Start PROVIDED MATERIAL

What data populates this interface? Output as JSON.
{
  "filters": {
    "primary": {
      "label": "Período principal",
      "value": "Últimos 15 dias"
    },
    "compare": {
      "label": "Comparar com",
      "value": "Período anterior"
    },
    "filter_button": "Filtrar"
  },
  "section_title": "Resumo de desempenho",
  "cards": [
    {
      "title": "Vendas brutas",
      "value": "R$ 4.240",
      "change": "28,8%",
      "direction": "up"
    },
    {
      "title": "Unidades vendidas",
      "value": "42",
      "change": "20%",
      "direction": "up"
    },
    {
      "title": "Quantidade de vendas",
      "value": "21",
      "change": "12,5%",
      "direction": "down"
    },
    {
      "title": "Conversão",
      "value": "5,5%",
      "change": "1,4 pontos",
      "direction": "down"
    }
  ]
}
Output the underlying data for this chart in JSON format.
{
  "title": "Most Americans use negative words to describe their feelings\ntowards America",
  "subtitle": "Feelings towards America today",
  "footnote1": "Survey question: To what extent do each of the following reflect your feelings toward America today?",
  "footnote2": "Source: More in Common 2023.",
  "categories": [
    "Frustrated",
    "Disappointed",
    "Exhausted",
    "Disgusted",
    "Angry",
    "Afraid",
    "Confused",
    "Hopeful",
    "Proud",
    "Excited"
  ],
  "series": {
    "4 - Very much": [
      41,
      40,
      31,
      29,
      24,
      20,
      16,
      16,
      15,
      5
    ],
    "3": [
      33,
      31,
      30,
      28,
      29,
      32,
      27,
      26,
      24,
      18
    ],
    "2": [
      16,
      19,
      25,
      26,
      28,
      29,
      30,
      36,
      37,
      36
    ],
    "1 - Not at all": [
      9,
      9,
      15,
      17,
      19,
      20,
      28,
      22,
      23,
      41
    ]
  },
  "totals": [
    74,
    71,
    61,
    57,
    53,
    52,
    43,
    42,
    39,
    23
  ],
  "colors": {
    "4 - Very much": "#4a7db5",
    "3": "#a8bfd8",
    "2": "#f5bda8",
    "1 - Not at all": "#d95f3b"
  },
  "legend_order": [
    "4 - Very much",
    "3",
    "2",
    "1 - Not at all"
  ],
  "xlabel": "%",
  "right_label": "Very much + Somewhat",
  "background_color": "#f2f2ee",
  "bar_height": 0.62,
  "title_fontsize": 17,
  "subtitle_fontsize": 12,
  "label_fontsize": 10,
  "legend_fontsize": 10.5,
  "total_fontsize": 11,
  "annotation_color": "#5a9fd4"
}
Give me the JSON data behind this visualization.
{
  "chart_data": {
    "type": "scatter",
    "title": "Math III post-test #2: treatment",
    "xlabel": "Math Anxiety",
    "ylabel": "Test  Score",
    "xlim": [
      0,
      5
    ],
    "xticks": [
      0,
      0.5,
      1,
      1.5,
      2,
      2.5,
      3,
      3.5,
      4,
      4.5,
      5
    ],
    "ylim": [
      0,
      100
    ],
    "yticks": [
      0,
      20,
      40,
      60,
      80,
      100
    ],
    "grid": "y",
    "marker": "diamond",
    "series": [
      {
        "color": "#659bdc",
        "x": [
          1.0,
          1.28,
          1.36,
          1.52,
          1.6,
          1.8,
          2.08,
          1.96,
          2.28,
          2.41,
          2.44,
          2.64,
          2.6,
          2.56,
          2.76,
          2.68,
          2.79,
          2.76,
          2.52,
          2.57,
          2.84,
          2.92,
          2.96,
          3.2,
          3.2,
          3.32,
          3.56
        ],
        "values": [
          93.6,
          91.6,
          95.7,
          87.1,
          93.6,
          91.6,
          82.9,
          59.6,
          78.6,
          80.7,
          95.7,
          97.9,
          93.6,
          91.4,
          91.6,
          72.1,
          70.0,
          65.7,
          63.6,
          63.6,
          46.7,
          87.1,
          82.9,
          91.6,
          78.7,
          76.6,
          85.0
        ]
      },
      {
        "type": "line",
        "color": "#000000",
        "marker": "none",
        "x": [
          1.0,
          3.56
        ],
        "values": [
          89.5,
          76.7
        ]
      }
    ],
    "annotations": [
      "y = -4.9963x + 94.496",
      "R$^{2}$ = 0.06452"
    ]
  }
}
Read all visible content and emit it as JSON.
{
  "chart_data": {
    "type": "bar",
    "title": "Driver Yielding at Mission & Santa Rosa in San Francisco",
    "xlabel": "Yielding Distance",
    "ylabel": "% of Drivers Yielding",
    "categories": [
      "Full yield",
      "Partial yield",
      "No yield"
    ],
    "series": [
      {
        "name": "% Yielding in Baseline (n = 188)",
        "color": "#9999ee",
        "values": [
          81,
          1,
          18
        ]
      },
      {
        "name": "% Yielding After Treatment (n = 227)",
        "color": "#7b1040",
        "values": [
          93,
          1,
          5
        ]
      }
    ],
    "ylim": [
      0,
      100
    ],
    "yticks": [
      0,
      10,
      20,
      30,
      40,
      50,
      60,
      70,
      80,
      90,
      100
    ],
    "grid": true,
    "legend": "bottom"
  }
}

End PROVIDED MATERIAL

→ WHAT YOU WILL DO:
Establish how many lines of the records contain the string "name" and state that number without elaboration.

→ FULL ANSWER:
2